### Exercise goal
Transcribe the records exactly. Pictures do not belong in the transcription.

#### The records

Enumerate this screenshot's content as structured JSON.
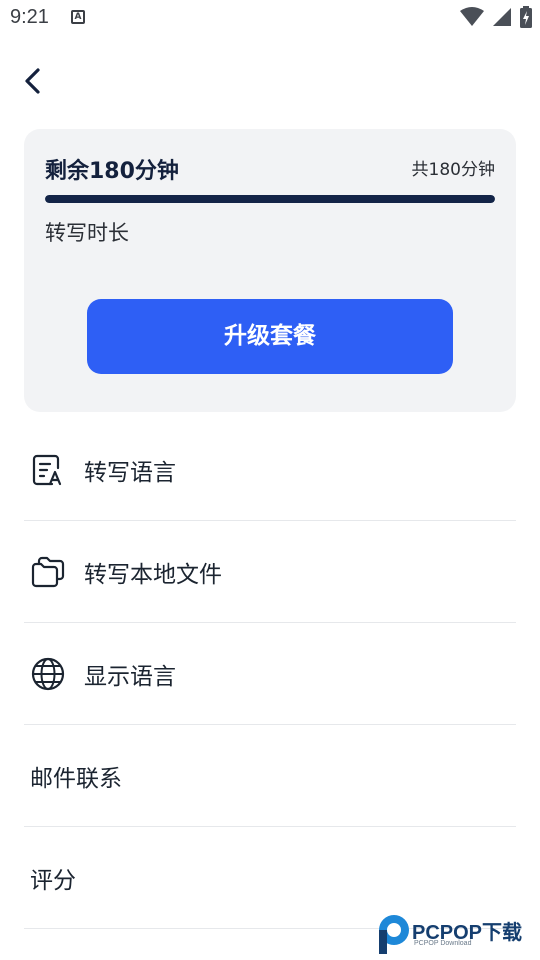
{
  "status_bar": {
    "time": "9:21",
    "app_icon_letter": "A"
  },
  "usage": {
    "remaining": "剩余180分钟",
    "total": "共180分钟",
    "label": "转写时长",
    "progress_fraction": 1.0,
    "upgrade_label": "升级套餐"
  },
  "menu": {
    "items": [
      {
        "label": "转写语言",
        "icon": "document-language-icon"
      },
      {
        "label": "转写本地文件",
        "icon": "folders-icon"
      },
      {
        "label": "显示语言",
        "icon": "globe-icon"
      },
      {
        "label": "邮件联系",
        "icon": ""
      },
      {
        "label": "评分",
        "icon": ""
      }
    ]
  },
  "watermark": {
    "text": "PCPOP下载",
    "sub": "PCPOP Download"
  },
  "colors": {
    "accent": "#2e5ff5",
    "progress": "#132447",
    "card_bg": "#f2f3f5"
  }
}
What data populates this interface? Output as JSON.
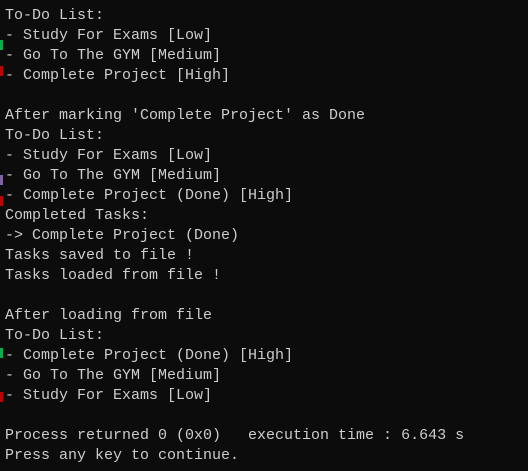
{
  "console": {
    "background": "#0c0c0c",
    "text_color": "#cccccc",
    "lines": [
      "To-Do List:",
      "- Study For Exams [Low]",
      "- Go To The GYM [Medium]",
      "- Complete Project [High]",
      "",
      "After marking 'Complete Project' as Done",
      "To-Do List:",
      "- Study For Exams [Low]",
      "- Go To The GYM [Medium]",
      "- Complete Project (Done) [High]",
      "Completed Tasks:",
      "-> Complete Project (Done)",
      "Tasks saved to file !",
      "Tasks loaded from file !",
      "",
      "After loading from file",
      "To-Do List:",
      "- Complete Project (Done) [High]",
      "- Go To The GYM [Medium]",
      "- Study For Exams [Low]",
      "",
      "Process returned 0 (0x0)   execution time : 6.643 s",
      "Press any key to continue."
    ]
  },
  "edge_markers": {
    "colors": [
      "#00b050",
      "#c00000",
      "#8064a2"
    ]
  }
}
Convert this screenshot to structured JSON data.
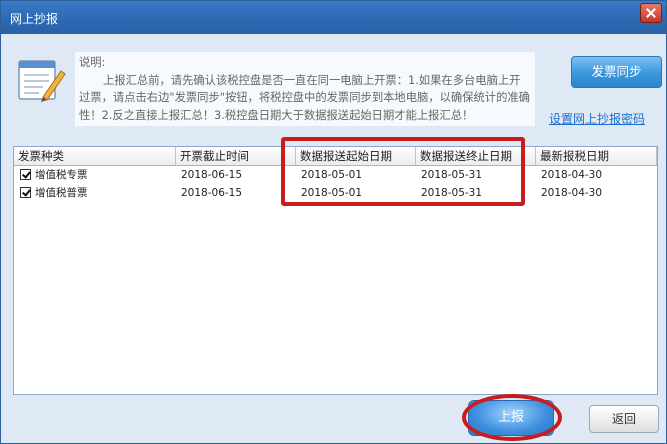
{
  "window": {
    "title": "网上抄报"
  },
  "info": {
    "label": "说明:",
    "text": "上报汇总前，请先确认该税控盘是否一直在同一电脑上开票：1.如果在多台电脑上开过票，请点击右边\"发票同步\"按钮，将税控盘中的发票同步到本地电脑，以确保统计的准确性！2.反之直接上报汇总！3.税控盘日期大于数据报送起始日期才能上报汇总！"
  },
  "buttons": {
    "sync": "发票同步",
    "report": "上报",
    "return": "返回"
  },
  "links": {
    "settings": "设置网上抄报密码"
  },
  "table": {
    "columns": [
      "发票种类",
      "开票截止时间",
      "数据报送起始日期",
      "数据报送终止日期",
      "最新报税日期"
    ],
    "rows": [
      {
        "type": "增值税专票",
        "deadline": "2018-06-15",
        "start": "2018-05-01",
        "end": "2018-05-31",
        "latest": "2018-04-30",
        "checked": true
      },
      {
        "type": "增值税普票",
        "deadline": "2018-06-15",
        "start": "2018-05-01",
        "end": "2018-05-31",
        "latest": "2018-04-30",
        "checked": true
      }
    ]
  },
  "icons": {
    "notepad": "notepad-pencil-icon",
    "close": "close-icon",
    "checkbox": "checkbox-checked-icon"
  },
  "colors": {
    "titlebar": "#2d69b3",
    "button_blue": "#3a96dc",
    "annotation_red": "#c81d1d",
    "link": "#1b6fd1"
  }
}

########

### Exercise response
Enumerate this screenshot's content as structured JSON.
{
  "status_bar": {
    "time": "9:21",
    "app_icon_letter": "A"
  },
  "usage": {
    "remaining": "剩余180分钟",
    "total": "共180分钟",
    "label": "转写时长",
    "progress_fraction": 1.0,
    "upgrade_label": "升级套餐"
  },
  "menu": {
    "items": [
      {
        "label": "转写语言",
        "icon": "document-language-icon"
      },
      {
        "label": "转写本地文件",
        "icon": "folders-icon"
      },
      {
        "label": "显示语言",
        "icon": "globe-icon"
      },
      {
        "label": "邮件联系",
        "icon": ""
      },
      {
        "label": "评分",
        "icon": ""
      }
    ]
  },
  "watermark": {
    "text": "PCPOP下载",
    "sub": "PCPOP Download"
  },
  "colors": {
    "accent": "#2e5ff5",
    "progress": "#132447",
    "card_bg": "#f2f3f5"
  }
}
What data populates this interface? Output as JSON.
{
  "console": {
    "background": "#0c0c0c",
    "text_color": "#cccccc",
    "lines": [
      "To-Do List:",
      "- Study For Exams [Low]",
      "- Go To The GYM [Medium]",
      "- Complete Project [High]",
      "",
      "After marking 'Complete Project' as Done",
      "To-Do List:",
      "- Study For Exams [Low]",
      "- Go To The GYM [Medium]",
      "- Complete Project (Done) [High]",
      "Completed Tasks:",
      "-> Complete Project (Done)",
      "Tasks saved to file !",
      "Tasks loaded from file !",
      "",
      "After loading from file",
      "To-Do List:",
      "- Complete Project (Done) [High]",
      "- Go To The GYM [Medium]",
      "- Study For Exams [Low]",
      "",
      "Process returned 0 (0x0)   execution time : 6.643 s",
      "Press any key to continue."
    ]
  },
  "edge_markers": {
    "colors": [
      "#00b050",
      "#c00000",
      "#8064a2"
    ]
  }
}
Convert this screenshot to structured JSON data.
{
  "window": {
    "title": "网上抄报"
  },
  "info": {
    "label": "说明:",
    "text": "上报汇总前，请先确认该税控盘是否一直在同一电脑上开票：1.如果在多台电脑上开过票，请点击右边\"发票同步\"按钮，将税控盘中的发票同步到本地电脑，以确保统计的准确性！2.反之直接上报汇总！3.税控盘日期大于数据报送起始日期才能上报汇总！"
  },
  "buttons": {
    "sync": "发票同步",
    "report": "上报",
    "return": "返回"
  },
  "links": {
    "settings": "设置网上抄报密码"
  },
  "table": {
    "columns": [
      "发票种类",
      "开票截止时间",
      "数据报送起始日期",
      "数据报送终止日期",
      "最新报税日期"
    ],
    "rows": [
      {
        "type": "增值税专票",
        "deadline": "2018-06-15",
        "start": "2018-05-01",
        "end": "2018-05-31",
        "latest": "2018-04-30",
        "checked": true
      },
      {
        "type": "增值税普票",
        "deadline": "2018-06-15",
        "start": "2018-05-01",
        "end": "2018-05-31",
        "latest": "2018-04-30",
        "checked": true
      }
    ]
  },
  "icons": {
    "notepad": "notepad-pencil-icon",
    "close": "close-icon",
    "checkbox": "checkbox-checked-icon"
  },
  "colors": {
    "titlebar": "#2d69b3",
    "button_blue": "#3a96dc",
    "annotation_red": "#c81d1d",
    "link": "#1b6fd1"
  }
}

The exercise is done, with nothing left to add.